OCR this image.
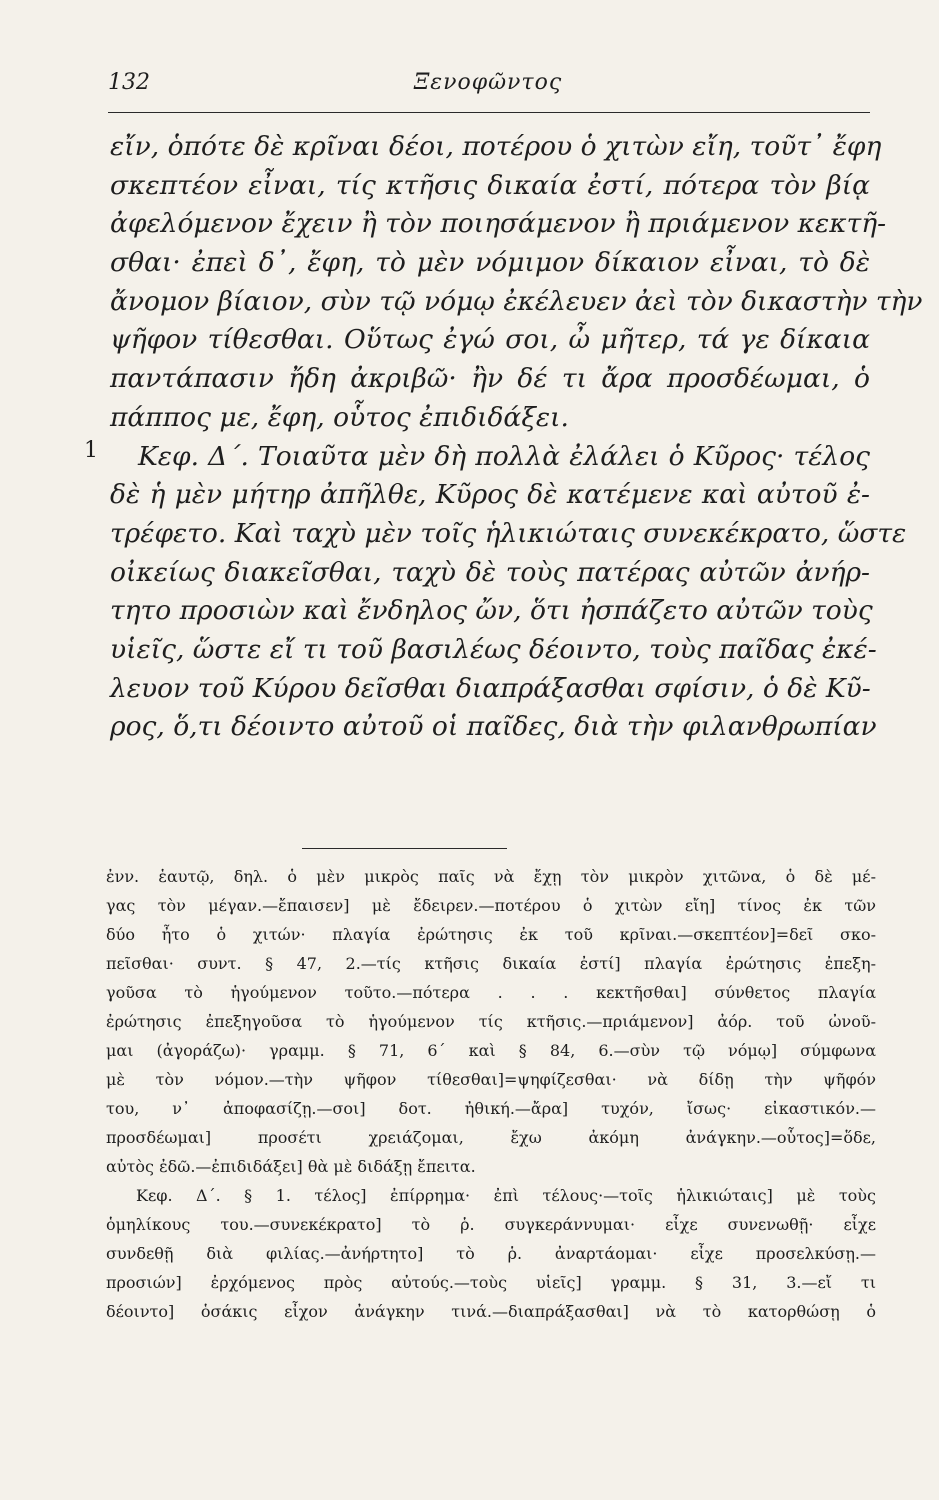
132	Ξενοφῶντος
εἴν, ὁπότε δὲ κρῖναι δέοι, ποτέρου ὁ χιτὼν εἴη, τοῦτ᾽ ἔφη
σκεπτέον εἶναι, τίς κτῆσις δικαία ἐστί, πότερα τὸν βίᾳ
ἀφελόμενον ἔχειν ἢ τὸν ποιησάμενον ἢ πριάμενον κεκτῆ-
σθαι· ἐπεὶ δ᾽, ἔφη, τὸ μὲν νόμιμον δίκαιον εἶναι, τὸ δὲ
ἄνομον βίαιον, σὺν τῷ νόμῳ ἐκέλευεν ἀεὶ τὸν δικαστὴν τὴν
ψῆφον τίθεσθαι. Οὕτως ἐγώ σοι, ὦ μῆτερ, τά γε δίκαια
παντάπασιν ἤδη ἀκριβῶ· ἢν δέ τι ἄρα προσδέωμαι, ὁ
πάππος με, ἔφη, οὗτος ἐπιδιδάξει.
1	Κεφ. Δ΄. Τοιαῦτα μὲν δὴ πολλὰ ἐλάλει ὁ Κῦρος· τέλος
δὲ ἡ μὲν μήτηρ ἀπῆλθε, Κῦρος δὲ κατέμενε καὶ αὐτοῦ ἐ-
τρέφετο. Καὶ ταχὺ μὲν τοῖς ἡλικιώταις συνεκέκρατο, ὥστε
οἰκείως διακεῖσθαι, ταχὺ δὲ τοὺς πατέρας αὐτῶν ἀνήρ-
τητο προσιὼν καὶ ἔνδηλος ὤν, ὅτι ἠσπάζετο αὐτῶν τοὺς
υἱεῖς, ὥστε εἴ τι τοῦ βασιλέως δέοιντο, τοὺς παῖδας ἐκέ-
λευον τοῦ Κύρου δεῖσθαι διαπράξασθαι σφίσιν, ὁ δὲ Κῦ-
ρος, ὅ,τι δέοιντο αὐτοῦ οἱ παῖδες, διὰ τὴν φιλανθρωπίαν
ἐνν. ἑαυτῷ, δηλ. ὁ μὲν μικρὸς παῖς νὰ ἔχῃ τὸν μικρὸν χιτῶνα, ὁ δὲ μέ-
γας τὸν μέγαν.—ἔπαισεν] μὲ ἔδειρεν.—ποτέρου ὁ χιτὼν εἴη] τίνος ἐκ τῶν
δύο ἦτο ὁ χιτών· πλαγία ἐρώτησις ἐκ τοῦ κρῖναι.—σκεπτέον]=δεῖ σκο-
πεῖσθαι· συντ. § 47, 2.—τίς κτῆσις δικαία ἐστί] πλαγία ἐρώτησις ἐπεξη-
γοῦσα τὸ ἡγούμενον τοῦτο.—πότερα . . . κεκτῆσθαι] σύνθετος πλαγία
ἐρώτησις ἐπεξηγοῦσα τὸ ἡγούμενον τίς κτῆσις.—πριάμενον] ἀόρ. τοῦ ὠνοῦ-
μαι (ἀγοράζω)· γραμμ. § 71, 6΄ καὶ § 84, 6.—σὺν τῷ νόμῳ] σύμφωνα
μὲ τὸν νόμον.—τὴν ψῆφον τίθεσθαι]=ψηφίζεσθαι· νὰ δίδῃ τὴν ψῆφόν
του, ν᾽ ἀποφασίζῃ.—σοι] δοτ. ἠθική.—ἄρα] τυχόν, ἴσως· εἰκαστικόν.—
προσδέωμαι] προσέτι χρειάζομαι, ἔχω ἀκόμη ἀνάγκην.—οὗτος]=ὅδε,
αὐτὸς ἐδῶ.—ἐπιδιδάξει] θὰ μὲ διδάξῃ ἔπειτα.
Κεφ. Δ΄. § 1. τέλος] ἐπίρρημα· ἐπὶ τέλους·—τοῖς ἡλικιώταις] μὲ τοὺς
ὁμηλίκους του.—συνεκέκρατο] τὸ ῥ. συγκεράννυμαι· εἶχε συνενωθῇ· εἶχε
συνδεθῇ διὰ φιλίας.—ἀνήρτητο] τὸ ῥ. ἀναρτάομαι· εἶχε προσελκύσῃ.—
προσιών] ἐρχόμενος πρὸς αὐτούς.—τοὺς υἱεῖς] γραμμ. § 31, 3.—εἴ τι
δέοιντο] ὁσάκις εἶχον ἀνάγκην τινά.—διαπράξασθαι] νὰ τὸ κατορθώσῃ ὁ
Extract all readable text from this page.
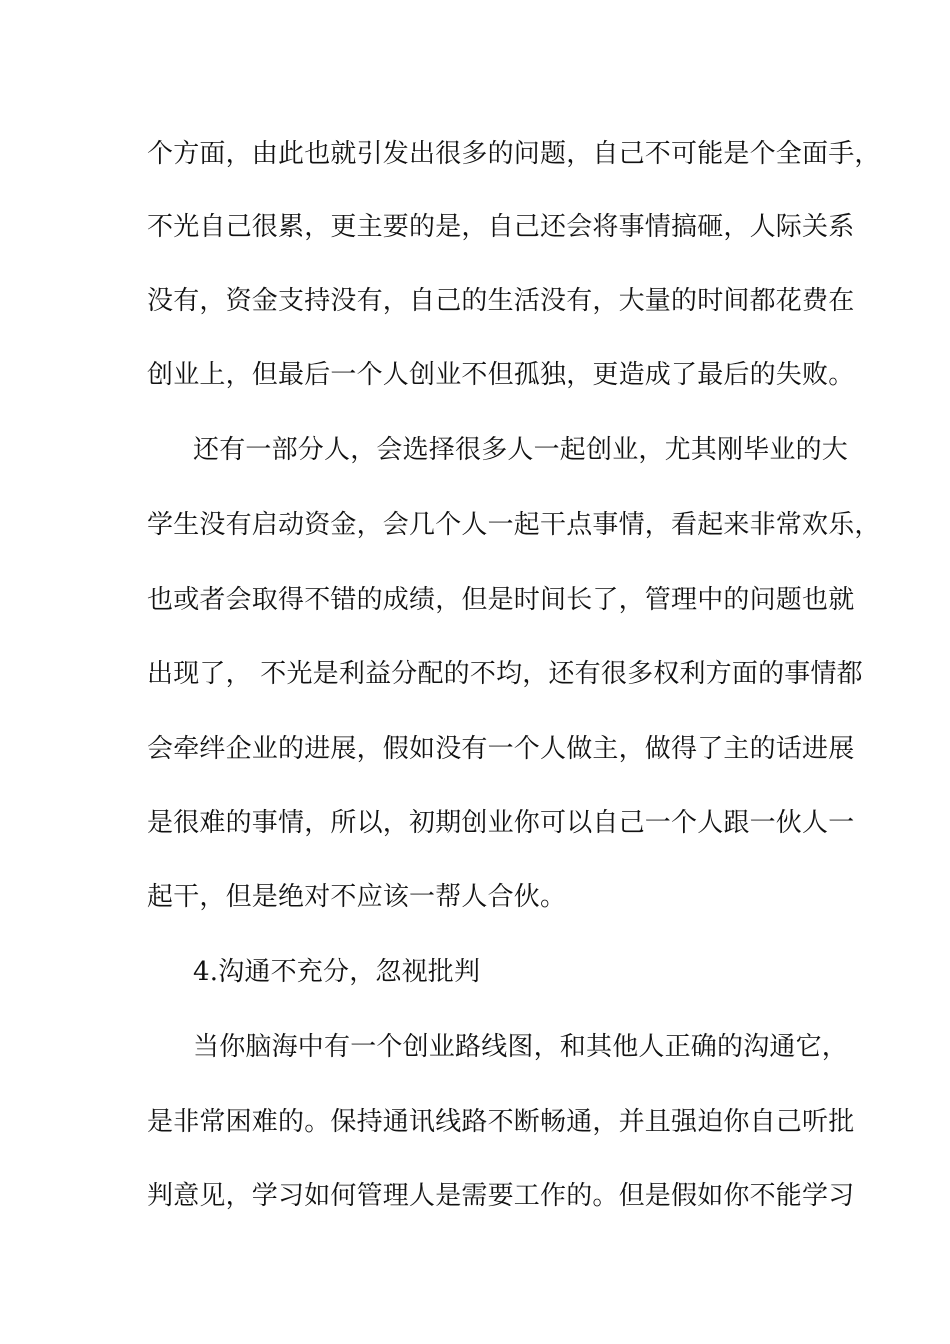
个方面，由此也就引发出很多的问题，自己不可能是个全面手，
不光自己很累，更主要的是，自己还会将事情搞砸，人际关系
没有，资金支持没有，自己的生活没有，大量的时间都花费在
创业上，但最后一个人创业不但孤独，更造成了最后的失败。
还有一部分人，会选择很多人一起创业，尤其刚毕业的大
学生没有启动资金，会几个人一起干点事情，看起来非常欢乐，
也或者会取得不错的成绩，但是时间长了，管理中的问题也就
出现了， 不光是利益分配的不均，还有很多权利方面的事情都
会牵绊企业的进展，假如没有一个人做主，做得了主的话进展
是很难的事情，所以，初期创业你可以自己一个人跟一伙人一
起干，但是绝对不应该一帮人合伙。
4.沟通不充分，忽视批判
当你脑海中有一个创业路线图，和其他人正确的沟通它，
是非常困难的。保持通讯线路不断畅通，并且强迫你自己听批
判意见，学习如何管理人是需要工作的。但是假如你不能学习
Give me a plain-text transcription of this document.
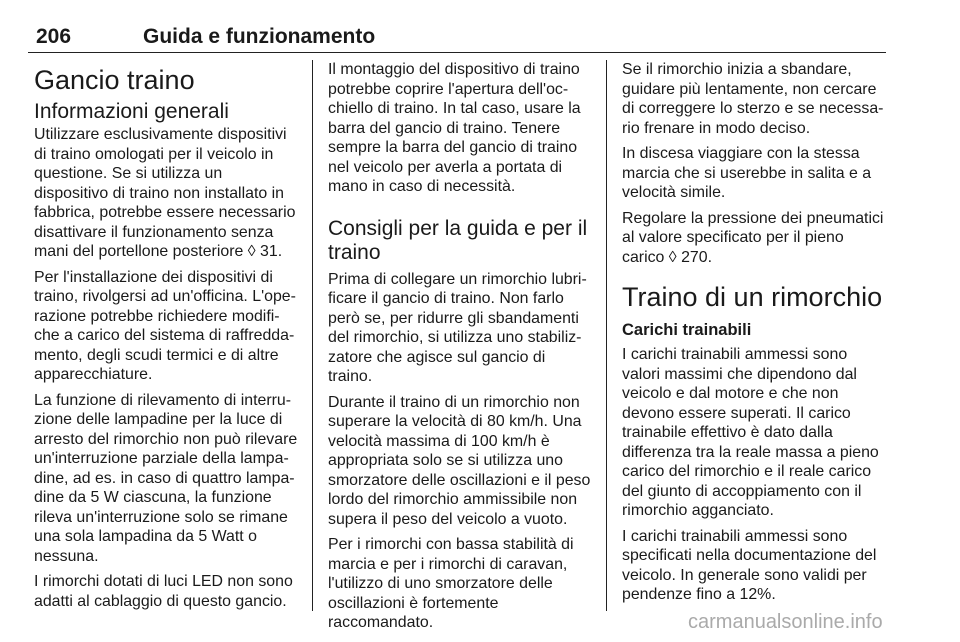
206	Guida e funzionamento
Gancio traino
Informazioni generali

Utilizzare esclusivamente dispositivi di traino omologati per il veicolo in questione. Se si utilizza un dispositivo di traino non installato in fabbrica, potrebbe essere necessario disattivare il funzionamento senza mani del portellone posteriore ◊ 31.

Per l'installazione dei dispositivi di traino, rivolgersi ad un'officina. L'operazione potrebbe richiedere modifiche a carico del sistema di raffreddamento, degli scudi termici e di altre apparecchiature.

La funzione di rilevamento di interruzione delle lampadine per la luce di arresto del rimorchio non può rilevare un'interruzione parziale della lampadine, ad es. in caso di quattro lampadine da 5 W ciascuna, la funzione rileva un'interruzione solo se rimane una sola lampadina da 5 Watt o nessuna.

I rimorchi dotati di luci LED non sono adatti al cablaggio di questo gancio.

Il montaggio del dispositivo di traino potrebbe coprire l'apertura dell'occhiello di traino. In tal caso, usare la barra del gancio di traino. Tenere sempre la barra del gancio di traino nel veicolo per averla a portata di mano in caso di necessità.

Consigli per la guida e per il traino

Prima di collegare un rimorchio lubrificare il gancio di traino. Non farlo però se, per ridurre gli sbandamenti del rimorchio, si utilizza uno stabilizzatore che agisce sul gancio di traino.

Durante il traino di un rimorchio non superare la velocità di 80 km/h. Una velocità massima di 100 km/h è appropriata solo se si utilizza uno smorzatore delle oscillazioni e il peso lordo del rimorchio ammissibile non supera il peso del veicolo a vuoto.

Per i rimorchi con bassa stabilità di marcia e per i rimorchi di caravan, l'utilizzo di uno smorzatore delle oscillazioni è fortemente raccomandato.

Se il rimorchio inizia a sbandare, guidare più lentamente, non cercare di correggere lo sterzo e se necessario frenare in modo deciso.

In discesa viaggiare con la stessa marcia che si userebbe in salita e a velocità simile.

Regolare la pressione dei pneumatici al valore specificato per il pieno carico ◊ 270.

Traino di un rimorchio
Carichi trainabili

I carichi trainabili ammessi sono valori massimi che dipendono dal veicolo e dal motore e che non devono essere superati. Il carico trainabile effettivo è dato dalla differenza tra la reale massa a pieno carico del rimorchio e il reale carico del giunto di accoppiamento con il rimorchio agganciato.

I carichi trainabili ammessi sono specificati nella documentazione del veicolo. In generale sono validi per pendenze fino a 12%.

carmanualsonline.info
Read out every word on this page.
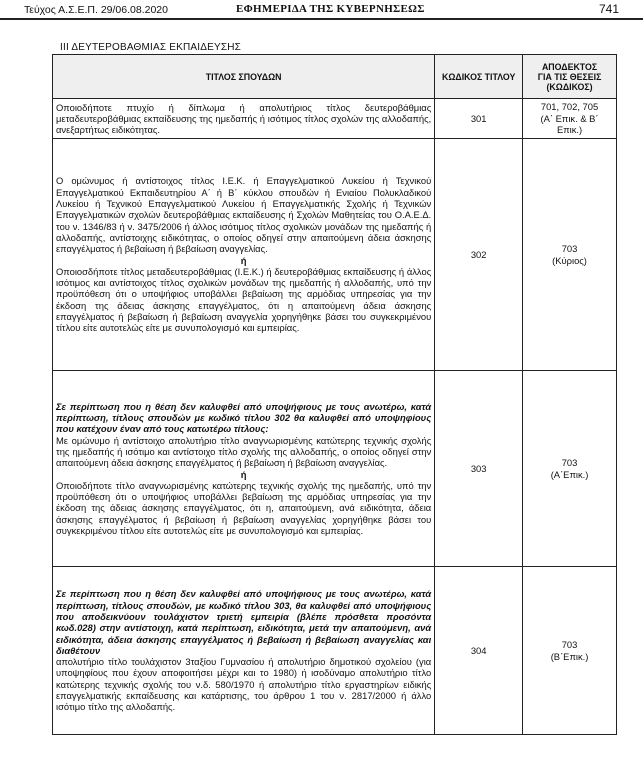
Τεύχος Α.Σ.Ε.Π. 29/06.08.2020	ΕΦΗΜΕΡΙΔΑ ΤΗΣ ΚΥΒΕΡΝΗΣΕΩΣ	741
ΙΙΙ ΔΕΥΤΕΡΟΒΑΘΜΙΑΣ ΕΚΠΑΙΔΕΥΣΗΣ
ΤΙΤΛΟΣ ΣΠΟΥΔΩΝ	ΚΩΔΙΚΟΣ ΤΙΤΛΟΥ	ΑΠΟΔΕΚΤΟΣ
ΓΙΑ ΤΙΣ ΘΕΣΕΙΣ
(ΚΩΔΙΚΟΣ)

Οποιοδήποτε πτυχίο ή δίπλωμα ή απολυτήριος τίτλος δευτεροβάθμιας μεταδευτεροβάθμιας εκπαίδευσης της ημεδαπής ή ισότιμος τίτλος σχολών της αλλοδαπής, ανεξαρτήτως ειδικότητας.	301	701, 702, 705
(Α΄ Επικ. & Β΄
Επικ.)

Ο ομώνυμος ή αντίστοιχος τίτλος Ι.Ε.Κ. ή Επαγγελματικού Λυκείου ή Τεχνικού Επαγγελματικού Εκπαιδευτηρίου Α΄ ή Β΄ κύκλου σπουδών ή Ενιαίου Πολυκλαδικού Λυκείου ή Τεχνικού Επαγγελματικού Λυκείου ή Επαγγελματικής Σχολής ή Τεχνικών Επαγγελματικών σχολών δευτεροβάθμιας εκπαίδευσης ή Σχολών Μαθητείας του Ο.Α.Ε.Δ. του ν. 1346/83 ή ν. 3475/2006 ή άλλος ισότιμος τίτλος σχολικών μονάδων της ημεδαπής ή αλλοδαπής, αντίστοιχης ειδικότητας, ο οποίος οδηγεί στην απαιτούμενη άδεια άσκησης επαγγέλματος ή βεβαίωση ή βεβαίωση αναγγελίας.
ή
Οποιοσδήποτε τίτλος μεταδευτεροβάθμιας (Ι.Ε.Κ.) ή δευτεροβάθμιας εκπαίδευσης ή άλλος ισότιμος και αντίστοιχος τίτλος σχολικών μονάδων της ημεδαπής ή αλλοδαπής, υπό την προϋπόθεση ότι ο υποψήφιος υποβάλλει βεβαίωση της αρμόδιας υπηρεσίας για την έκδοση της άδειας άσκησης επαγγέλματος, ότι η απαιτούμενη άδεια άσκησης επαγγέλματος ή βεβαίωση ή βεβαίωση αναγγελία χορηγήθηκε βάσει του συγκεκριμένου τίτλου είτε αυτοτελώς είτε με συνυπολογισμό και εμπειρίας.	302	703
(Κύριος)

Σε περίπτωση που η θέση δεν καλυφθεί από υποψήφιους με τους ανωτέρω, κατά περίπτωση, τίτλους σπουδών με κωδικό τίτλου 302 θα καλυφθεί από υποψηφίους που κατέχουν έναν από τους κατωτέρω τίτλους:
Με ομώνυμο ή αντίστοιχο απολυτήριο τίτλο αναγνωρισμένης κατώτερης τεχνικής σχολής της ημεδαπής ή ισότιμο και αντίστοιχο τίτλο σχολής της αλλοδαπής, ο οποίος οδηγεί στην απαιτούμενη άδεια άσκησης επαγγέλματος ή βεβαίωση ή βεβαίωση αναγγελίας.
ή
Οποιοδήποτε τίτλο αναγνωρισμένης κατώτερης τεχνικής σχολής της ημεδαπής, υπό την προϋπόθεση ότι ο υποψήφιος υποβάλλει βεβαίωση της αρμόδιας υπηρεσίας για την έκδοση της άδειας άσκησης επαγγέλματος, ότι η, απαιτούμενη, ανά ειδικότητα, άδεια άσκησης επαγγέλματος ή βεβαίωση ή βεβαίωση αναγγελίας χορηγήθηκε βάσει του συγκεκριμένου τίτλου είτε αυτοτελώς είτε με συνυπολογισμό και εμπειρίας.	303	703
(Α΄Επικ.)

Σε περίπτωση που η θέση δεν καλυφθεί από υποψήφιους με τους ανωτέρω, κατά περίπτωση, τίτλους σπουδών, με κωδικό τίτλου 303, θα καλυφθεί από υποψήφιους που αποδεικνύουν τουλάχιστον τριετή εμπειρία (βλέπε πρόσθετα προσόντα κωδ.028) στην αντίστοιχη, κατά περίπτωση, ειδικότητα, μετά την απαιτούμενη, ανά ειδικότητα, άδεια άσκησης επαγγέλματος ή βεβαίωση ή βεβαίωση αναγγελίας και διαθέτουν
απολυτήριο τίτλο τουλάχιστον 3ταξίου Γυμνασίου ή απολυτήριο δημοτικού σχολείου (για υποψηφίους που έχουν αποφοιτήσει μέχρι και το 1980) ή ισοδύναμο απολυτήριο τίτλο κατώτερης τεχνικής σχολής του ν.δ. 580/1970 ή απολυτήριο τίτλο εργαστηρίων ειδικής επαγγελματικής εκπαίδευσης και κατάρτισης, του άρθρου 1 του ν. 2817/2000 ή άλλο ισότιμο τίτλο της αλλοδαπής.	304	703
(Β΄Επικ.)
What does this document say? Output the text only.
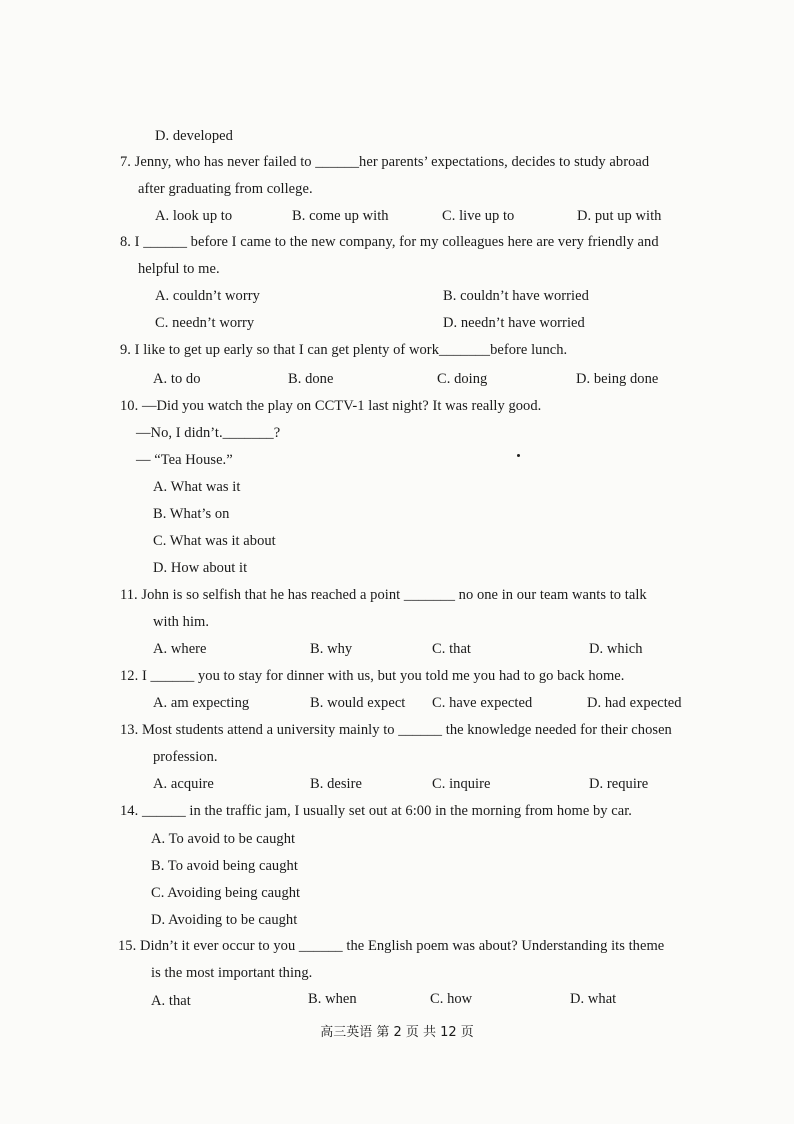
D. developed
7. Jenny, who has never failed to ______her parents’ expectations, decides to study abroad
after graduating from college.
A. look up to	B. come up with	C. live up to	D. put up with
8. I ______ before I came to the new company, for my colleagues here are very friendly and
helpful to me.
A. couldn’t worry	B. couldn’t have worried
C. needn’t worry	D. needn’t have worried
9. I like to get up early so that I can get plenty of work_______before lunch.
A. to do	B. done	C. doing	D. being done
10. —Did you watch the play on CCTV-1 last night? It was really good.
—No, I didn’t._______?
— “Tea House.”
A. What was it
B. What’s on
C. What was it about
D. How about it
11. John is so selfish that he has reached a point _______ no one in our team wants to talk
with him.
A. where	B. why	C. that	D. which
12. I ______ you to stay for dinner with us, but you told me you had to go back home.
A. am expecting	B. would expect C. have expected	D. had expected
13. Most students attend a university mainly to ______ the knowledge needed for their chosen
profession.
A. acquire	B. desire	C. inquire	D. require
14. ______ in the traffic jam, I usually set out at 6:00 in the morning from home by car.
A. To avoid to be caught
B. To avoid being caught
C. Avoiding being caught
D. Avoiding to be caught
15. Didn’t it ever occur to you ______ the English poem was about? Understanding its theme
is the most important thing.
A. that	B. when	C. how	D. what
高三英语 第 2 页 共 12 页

· · ·

How many lines of the data hold the string "worried"? Reply with the number alone.

2